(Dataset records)

-- start --

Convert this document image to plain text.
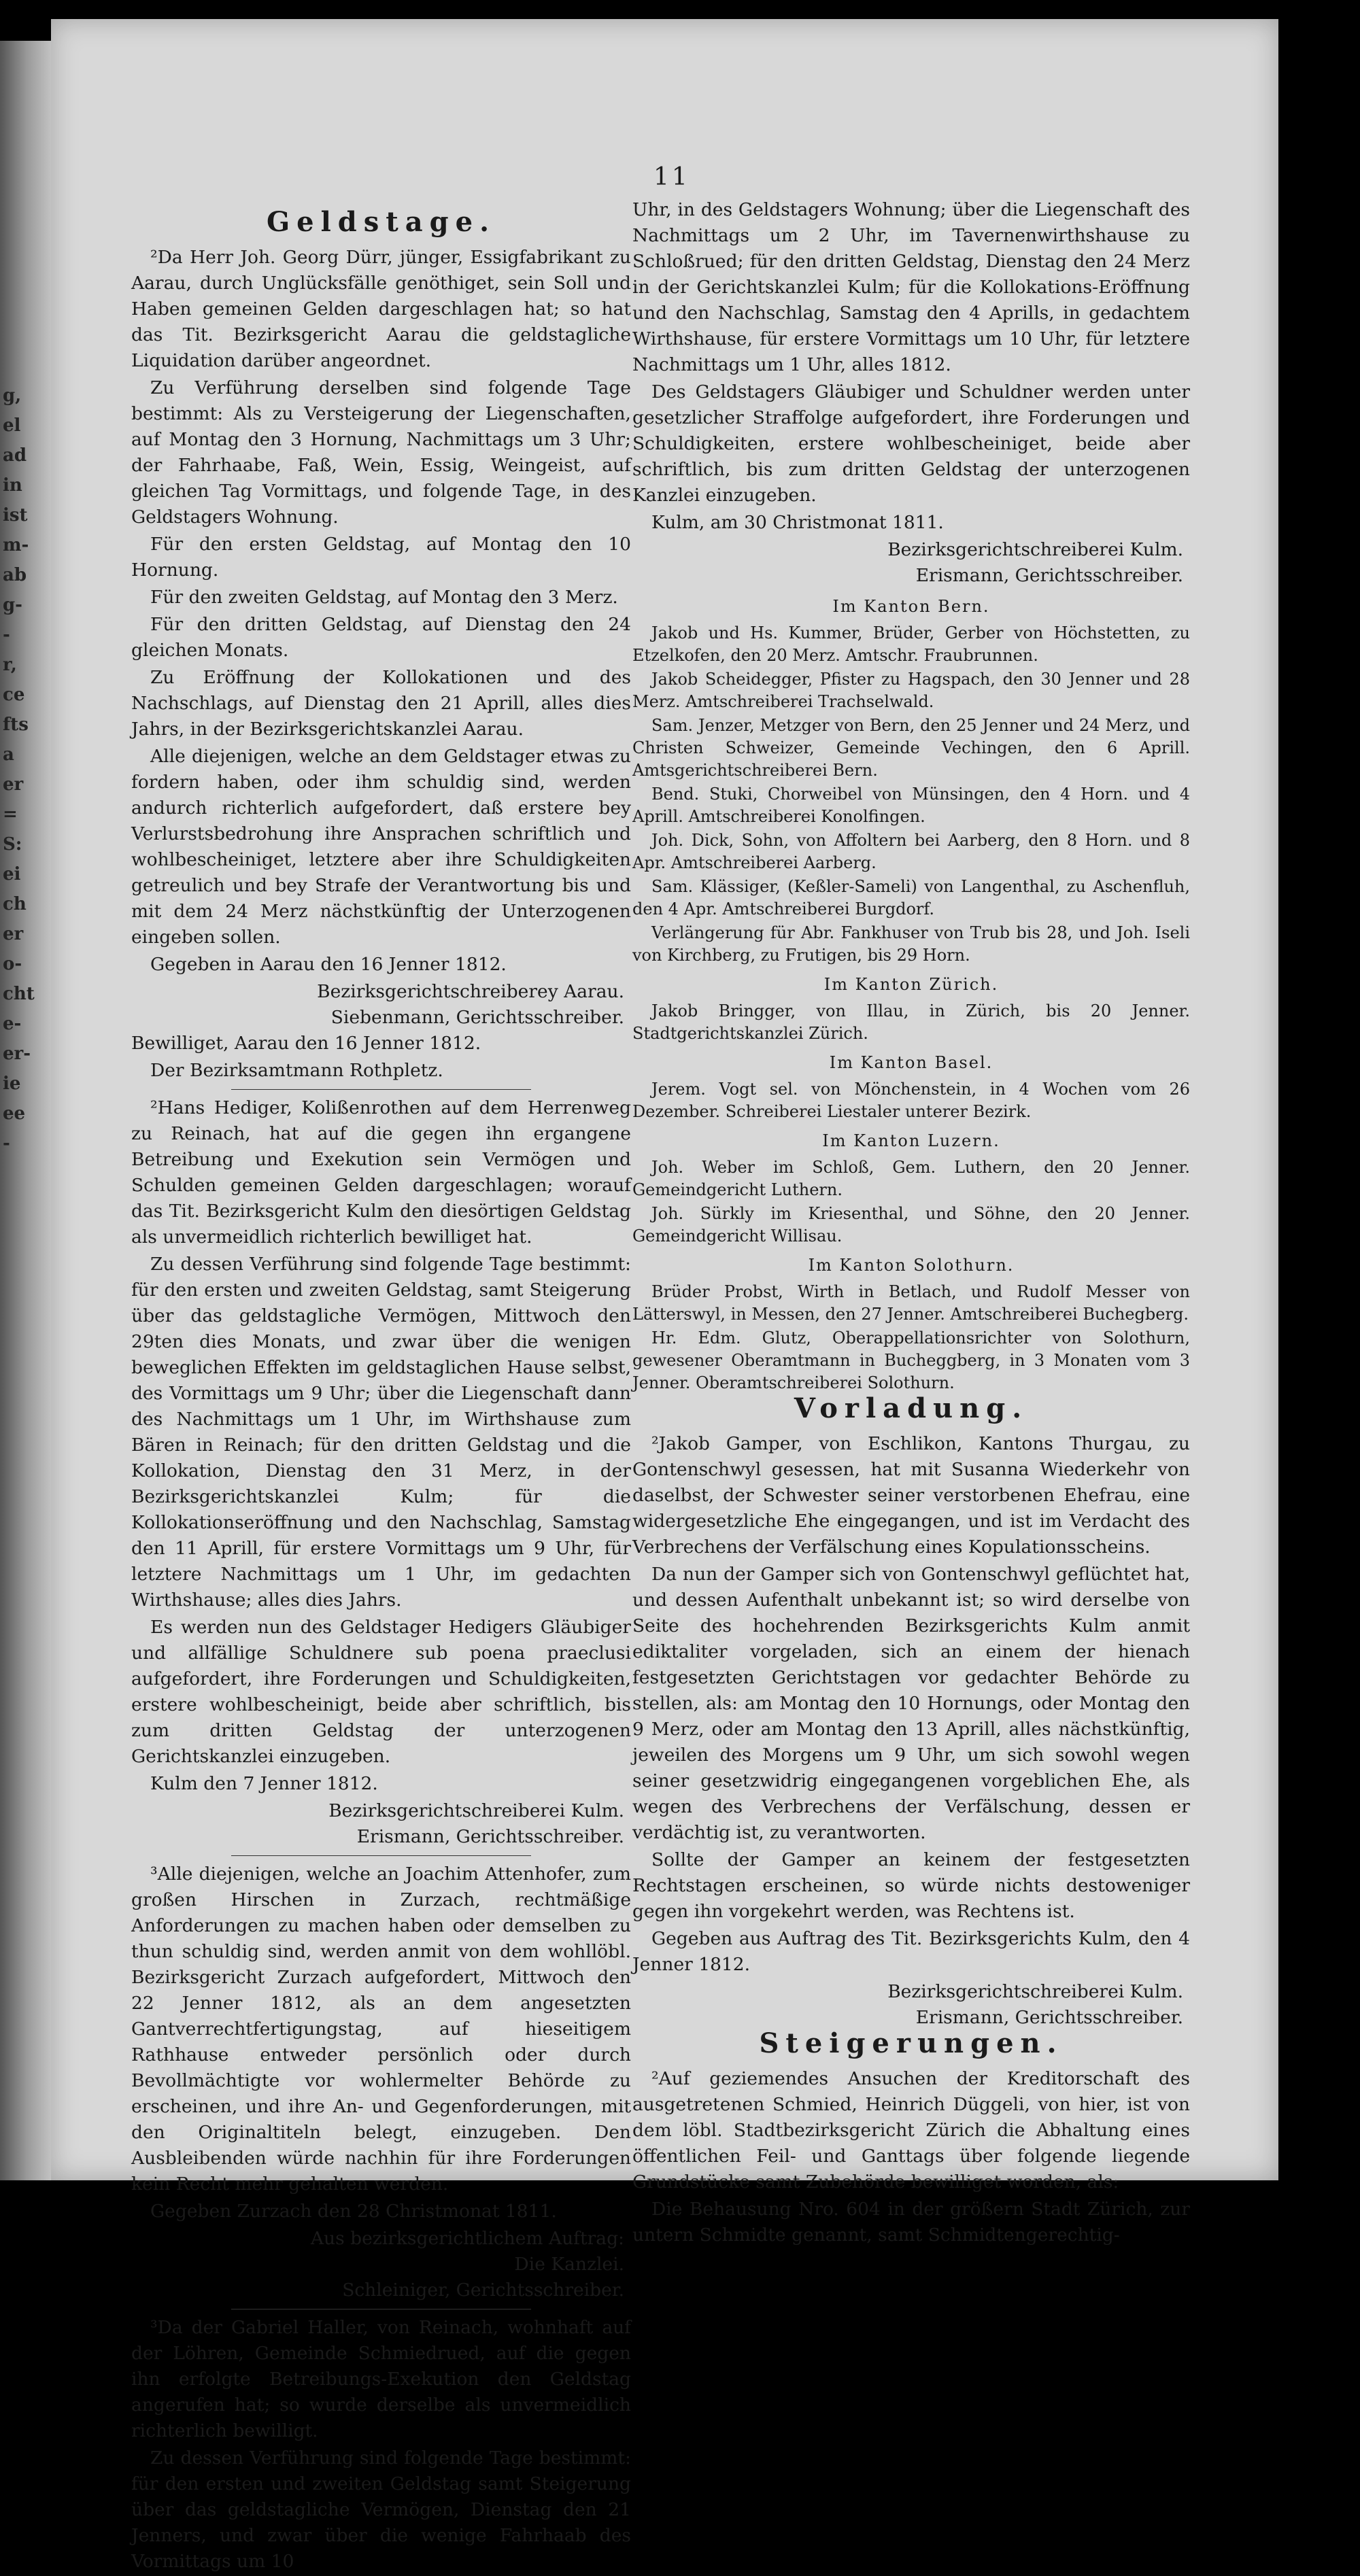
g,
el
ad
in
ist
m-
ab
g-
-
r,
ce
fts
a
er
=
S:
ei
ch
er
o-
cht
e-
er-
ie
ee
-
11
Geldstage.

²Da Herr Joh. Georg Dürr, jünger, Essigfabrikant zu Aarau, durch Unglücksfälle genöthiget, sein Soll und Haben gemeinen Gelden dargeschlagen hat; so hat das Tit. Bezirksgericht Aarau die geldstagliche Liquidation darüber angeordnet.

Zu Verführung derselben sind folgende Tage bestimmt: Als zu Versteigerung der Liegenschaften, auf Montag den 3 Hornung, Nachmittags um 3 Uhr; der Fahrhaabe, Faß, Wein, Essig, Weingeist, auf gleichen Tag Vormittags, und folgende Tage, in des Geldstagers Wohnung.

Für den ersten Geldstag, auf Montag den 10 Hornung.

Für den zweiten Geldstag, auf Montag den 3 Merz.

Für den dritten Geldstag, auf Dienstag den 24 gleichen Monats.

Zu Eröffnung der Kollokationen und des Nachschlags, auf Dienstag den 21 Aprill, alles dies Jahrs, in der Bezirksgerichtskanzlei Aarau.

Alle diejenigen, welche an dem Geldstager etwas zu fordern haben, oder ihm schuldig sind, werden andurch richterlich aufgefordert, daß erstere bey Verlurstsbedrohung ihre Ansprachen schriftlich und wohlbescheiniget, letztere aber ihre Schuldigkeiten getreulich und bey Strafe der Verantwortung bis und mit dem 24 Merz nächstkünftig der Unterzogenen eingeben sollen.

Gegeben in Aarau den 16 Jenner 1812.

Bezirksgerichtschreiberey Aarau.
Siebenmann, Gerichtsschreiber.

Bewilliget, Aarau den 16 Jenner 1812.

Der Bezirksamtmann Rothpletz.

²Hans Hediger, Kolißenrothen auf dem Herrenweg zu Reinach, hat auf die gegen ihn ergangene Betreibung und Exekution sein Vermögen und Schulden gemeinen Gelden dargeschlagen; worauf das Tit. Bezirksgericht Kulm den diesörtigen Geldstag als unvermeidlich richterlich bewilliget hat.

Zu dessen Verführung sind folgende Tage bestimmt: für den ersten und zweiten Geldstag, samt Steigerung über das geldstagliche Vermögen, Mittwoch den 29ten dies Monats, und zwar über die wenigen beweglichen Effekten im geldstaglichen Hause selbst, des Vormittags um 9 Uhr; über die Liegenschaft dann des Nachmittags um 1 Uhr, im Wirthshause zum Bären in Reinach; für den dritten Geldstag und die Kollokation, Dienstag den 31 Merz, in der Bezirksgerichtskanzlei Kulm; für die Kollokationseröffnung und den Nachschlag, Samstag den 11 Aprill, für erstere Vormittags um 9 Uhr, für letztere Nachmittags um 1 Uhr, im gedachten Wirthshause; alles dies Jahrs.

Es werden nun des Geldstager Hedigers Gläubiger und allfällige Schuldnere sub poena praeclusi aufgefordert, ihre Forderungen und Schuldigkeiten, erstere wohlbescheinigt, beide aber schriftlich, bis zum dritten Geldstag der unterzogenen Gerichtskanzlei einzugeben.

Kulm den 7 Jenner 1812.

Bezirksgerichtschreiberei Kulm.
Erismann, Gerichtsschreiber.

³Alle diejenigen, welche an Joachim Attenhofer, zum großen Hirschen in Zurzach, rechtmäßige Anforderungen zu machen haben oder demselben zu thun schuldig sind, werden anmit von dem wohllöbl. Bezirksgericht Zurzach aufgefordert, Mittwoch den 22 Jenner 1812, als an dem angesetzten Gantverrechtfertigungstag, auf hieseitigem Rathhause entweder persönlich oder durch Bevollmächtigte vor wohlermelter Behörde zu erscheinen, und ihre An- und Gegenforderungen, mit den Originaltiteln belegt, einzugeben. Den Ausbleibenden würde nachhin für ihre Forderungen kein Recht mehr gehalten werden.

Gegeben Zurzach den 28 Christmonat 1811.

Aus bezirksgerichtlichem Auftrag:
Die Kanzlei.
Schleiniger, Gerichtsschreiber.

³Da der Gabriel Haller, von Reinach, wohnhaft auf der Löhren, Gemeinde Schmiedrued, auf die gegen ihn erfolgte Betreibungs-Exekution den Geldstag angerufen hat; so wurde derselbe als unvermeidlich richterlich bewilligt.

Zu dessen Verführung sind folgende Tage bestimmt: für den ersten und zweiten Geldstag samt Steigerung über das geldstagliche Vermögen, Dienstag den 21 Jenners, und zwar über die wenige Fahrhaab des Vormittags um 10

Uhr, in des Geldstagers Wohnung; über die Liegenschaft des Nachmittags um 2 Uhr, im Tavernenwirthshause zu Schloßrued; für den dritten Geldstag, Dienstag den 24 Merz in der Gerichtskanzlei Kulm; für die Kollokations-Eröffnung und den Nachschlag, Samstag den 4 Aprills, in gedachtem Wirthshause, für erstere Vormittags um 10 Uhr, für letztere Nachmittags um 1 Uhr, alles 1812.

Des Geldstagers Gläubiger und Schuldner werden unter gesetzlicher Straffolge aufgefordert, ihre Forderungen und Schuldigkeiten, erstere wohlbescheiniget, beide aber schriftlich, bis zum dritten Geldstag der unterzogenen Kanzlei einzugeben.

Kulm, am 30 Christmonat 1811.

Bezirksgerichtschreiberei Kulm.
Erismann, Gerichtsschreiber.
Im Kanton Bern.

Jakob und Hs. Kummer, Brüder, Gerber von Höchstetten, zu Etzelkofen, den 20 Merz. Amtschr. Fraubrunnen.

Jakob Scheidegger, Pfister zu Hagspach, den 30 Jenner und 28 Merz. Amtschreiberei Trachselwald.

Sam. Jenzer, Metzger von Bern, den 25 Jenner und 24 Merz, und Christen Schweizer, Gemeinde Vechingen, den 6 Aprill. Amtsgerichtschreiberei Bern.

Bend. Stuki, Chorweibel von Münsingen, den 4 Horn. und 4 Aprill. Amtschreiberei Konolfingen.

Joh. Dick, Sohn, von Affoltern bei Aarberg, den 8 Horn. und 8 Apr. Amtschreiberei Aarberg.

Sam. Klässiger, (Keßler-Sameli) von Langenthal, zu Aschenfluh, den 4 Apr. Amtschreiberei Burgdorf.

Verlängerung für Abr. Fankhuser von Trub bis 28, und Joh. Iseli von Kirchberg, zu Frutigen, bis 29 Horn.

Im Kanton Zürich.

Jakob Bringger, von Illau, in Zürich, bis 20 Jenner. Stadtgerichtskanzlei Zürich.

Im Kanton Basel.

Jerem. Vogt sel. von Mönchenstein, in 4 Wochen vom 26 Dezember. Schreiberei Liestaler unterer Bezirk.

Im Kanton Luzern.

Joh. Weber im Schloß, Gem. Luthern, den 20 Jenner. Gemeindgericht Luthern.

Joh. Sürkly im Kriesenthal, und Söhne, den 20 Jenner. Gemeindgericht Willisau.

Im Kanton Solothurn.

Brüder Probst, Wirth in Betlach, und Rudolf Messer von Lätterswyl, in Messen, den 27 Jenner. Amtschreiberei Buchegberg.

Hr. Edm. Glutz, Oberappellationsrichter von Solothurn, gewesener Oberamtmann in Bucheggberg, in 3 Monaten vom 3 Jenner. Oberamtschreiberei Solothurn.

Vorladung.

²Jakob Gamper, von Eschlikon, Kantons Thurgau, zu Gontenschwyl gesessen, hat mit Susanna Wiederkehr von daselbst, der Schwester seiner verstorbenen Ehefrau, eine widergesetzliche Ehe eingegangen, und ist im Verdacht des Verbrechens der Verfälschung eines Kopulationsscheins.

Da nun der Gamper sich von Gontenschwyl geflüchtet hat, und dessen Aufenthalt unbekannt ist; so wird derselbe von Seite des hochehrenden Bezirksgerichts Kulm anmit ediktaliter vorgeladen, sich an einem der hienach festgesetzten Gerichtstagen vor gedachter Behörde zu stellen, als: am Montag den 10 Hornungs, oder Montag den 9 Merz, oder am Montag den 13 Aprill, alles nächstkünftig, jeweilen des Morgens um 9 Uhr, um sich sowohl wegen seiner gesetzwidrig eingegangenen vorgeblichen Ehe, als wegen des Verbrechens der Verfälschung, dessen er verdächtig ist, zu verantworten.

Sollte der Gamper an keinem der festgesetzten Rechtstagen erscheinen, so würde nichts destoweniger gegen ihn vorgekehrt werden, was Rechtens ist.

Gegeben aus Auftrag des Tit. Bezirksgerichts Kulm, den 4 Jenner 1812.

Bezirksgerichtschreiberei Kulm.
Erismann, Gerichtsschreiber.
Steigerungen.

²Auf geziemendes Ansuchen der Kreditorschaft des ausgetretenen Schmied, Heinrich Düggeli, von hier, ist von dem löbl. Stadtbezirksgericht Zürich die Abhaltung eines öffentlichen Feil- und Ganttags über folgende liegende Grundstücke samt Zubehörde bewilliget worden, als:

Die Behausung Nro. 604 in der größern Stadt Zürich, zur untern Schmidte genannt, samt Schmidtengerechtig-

-- end --

§ Task goal: Among the records above, how many lines carry the string "Verbrechens"? Reply with the number alone.

§ Exercise response: 2